_STATED TASK_: Single out the lines that include the word "rating". Copy them.

_PROVIDED DATA_:
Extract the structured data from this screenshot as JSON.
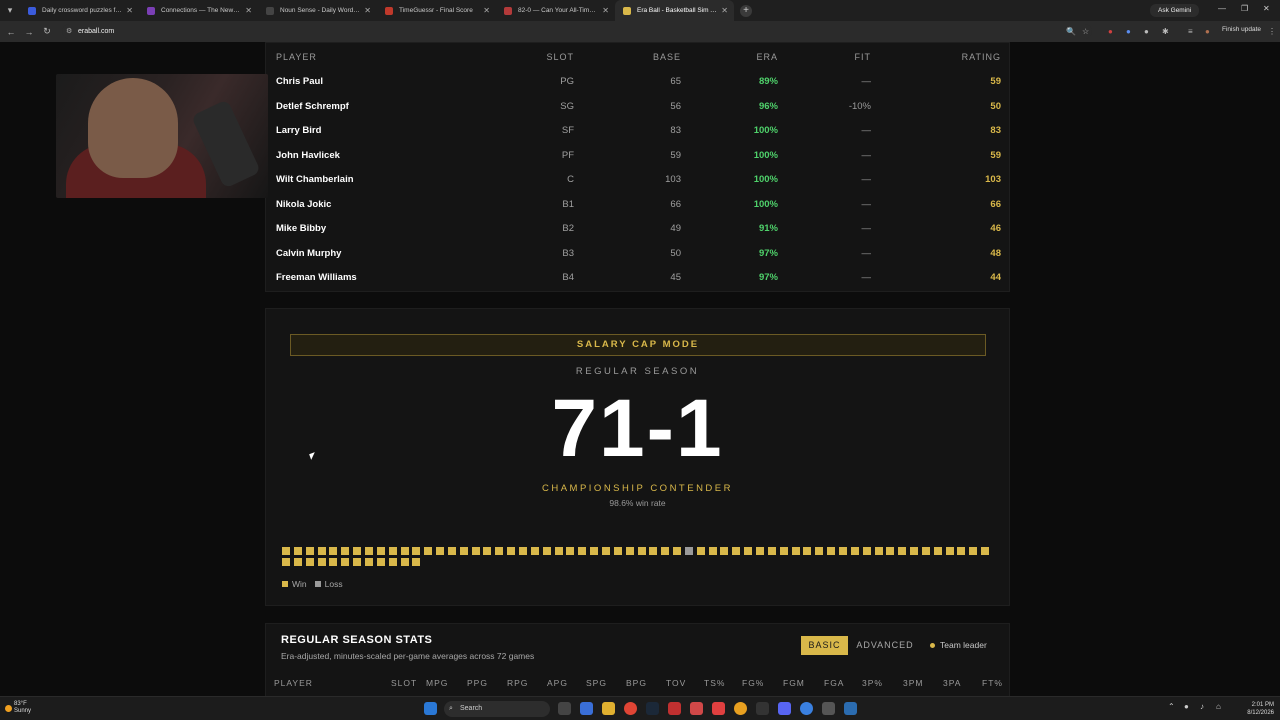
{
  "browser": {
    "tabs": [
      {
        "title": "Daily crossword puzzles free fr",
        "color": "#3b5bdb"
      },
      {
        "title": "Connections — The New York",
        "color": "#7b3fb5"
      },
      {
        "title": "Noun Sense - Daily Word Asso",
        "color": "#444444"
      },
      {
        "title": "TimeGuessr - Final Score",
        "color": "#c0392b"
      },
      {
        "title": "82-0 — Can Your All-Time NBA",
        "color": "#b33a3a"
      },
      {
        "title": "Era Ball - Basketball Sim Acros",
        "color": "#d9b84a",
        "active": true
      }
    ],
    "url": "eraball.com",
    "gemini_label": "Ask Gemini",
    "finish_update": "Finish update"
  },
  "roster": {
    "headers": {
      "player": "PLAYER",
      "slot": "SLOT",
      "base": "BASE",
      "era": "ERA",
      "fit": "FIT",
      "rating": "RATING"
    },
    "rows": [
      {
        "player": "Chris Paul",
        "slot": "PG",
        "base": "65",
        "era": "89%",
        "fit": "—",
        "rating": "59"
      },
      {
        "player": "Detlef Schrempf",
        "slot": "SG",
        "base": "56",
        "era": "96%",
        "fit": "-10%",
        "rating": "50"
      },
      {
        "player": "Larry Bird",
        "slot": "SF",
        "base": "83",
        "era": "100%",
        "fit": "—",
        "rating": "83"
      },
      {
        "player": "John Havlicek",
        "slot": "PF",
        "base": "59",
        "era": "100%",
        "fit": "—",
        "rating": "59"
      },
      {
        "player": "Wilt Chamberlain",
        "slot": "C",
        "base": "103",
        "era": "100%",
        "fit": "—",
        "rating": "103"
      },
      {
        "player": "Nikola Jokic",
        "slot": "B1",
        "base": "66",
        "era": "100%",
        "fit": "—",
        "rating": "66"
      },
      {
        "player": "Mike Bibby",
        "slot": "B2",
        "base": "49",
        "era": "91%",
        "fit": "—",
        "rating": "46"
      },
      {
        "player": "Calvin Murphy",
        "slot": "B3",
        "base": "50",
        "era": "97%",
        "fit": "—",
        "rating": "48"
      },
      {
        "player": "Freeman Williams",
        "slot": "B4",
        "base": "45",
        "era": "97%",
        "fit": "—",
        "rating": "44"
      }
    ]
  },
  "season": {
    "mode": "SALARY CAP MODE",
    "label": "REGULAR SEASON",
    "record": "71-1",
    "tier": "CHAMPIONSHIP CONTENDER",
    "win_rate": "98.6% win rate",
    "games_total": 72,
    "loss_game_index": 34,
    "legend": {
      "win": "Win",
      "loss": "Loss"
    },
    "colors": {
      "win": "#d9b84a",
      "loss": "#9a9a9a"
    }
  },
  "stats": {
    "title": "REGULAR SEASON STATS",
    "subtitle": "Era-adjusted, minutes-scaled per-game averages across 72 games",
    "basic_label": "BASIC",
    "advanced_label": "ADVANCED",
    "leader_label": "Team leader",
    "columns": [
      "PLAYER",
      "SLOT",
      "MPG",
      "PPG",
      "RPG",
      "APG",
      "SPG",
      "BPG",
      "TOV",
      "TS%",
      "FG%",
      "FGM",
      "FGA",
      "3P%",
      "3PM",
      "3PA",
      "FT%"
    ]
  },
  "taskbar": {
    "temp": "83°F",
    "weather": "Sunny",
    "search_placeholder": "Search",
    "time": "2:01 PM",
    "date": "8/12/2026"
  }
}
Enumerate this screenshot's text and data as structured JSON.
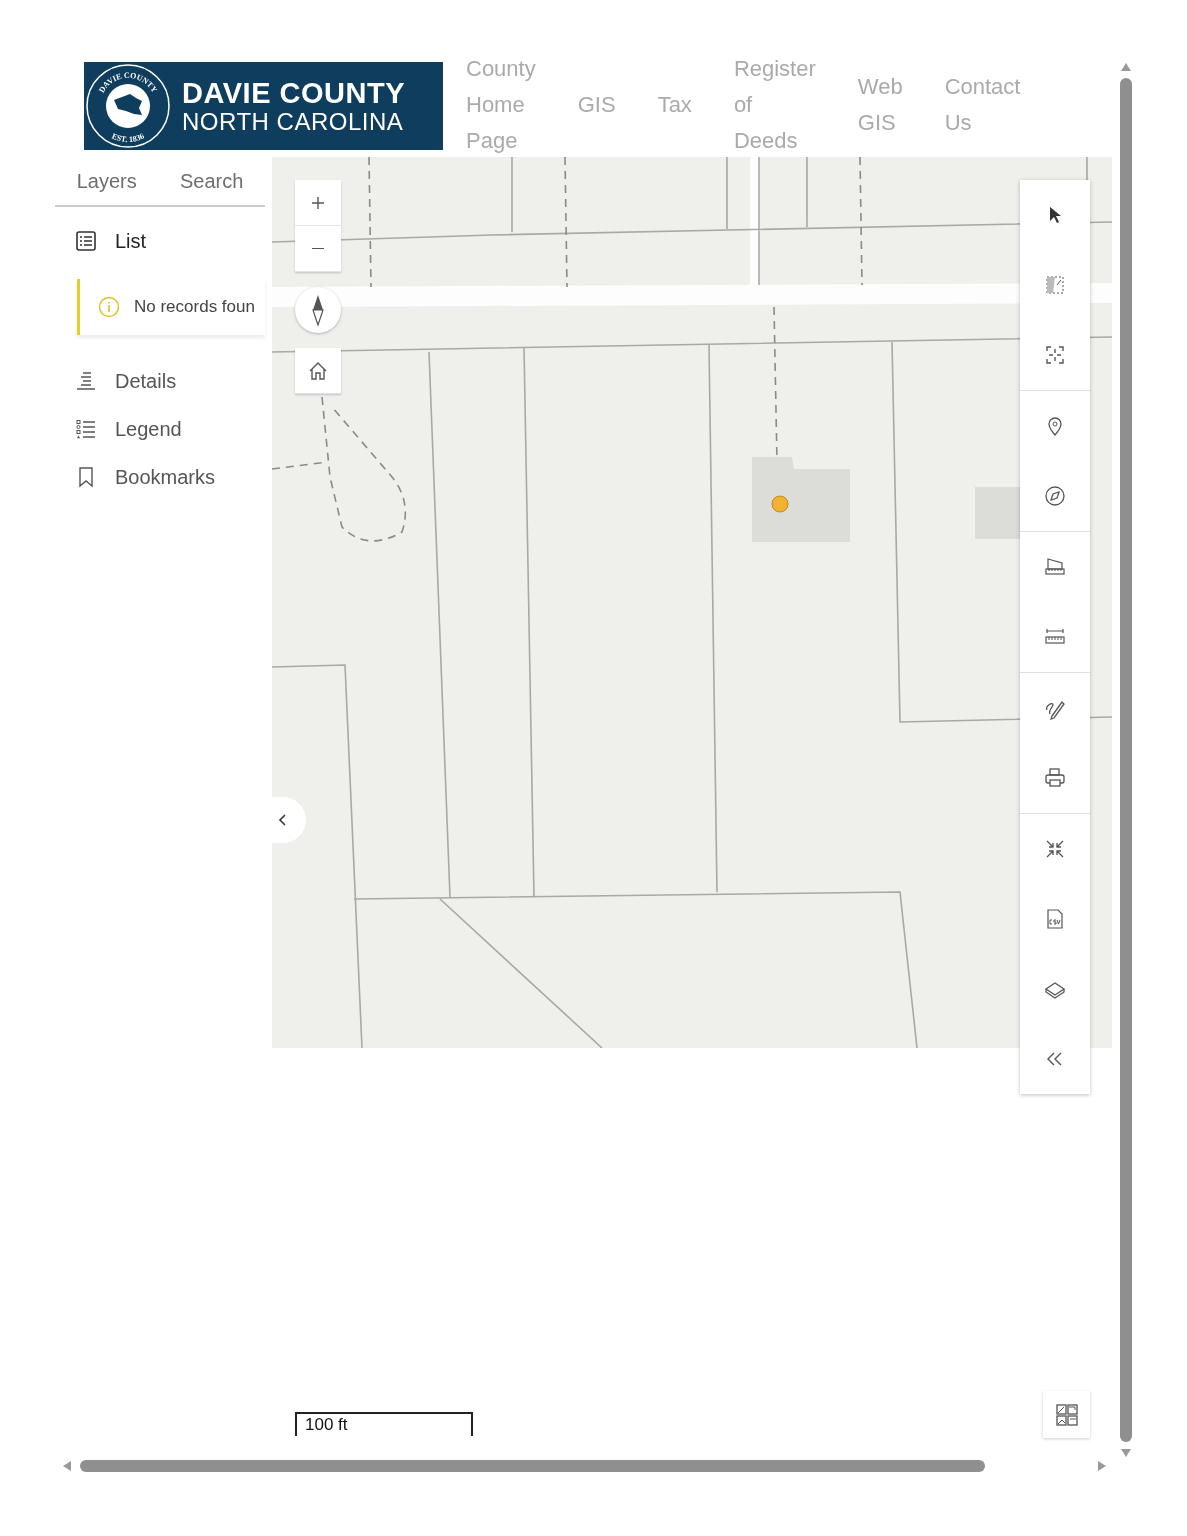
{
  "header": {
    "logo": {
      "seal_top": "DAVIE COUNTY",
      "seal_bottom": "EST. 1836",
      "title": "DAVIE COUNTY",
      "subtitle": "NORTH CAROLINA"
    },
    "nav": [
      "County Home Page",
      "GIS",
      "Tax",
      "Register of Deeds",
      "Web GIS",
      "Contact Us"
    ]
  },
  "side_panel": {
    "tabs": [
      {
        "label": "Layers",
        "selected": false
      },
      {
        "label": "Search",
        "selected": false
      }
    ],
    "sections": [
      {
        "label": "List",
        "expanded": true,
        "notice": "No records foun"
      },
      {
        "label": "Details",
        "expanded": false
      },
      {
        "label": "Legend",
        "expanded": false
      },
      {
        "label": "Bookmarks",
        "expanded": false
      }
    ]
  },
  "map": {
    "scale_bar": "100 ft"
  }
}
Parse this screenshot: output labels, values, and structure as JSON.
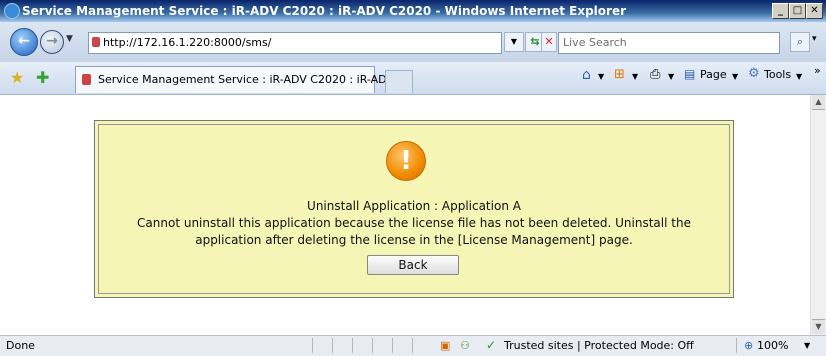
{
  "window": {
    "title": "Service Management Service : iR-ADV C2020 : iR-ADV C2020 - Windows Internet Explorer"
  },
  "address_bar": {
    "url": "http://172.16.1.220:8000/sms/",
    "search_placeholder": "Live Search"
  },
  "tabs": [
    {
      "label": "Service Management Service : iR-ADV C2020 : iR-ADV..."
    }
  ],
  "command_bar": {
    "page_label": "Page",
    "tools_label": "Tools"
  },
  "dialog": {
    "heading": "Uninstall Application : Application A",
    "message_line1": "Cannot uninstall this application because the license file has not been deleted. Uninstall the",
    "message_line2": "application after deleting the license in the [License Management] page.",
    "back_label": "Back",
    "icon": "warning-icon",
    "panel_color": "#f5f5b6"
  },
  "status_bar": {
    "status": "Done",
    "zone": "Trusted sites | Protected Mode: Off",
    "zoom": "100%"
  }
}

_ANSWER TO THIS EXERCISE_:
      "rating": "RATING"
        "rating": "59"
        "rating": "50"
        "rating": "83"
        "rating": "59"
        "rating": "103"
        "rating": "66"
        "rating": "46"
        "rating": "48"
        "rating": "44"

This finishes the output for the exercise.